Collected data:
○ ○ ○ ○ ○

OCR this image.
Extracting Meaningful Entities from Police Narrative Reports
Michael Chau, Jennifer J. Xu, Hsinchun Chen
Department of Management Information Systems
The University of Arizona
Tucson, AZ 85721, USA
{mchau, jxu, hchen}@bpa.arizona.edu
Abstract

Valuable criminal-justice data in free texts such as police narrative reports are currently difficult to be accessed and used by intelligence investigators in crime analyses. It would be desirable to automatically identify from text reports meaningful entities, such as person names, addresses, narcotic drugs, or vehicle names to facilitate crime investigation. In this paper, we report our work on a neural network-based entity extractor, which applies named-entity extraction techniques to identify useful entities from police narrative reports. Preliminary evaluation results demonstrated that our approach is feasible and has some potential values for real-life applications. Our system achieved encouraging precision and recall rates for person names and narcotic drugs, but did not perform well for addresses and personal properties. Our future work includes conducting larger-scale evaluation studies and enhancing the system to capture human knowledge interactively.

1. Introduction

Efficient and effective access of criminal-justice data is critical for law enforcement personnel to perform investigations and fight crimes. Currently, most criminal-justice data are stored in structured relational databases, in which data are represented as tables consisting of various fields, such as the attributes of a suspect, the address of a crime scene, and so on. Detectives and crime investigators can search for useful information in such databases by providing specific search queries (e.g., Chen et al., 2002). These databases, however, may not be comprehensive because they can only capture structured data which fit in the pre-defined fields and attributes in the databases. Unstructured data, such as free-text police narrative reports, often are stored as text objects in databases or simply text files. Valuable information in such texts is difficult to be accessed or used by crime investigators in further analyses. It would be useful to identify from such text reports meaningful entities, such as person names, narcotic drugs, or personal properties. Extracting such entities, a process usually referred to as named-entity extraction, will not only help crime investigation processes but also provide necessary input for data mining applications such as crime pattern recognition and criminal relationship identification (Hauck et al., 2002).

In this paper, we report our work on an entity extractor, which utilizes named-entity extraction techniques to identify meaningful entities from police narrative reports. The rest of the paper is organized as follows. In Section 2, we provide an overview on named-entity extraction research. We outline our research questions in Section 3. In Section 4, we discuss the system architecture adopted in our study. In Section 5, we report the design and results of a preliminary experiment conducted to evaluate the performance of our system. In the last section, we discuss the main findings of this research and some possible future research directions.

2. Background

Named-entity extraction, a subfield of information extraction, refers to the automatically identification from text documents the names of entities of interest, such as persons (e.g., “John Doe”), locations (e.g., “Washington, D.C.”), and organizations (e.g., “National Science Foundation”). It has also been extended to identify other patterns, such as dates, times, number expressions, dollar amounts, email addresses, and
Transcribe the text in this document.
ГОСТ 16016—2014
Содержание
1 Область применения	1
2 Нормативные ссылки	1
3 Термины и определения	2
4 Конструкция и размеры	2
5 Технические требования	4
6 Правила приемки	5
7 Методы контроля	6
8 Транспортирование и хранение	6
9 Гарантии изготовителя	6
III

○ ○ ○ ○ ○

Task to carry out: Copy the material above verbatim.

Output of the exercise:
OCR this image.
Extracting Meaningful Entities from Police Narrative Reports
Michael Chau, Jennifer J. Xu, Hsinchun Chen
Department of Management Information Systems
The University of Arizona
Tucson, AZ 85721, USA
{mchau, jxu, hchen}@bpa.arizona.edu
Abstract

Valuable criminal-justice data in free texts such as police narrative reports are currently difficult to be accessed and used by intelligence investigators in crime analyses. It would be desirable to automatically identify from text reports meaningful entities, such as person names, addresses, narcotic drugs, or vehicle names to facilitate crime investigation. In this paper, we report our work on a neural network-based entity extractor, which applies named-entity extraction techniques to identify useful entities from police narrative reports. Preliminary evaluation results demonstrated that our approach is feasible and has some potential values for real-life applications. Our system achieved encouraging precision and recall rates for person names and narcotic drugs, but did not perform well for addresses and personal properties. Our future work includes conducting larger-scale evaluation studies and enhancing the system to capture human knowledge interactively.

1. Introduction

Efficient and effective access of criminal-justice data is critical for law enforcement personnel to perform investigations and fight crimes. Currently, most criminal-justice data are stored in structured relational databases, in which data are represented as tables consisting of various fields, such as the attributes of a suspect, the address of a crime scene, and so on. Detectives and crime investigators can search for useful information in such databases by providing specific search queries (e.g., Chen et al., 2002). These databases, however, may not be comprehensive because they can only capture structured data which fit in the pre-defined fields and attributes in the databases. Unstructured data, such as free-text police narrative reports, often are stored as text objects in databases or simply text files. Valuable information in such texts is difficult to be accessed or used by crime investigators in further analyses. It would be useful to identify from such text reports meaningful entities, such as person names, narcotic drugs, or personal properties. Extracting such entities, a process usually referred to as named-entity extraction, will not only help crime investigation processes but also provide necessary input for data mining applications such as crime pattern recognition and criminal relationship identification (Hauck et al., 2002).

In this paper, we report our work on an entity extractor, which utilizes named-entity extraction techniques to identify meaningful entities from police narrative reports. The rest of the paper is organized as follows. In Section 2, we provide an overview on named-entity extraction research. We outline our research questions in Section 3. In Section 4, we discuss the system architecture adopted in our study. In Section 5, we report the design and results of a preliminary experiment conducted to evaluate the performance of our system. In the last section, we discuss the main findings of this research and some possible future research directions.

2. Background

Named-entity extraction, a subfield of information extraction, refers to the automatically identification from text documents the names of entities of interest, such as persons (e.g., “John Doe”), locations (e.g., “Washington, D.C.”), and organizations (e.g., “National Science Foundation”). It has also been extended to identify other patterns, such as dates, times, number expressions, dollar amounts, email addresses, and
Transcribe the text in this document.
ГОСТ 16016—2014
Содержание
1 Область применения	1
2 Нормативные ссылки	1
3 Термины и определения	2
4 Конструкция и размеры	2
5 Технические требования	4
6 Правила приемки	5
7 Методы контроля	6
8 Транспортирование и хранение	6
9 Гарантии изготовителя	6
III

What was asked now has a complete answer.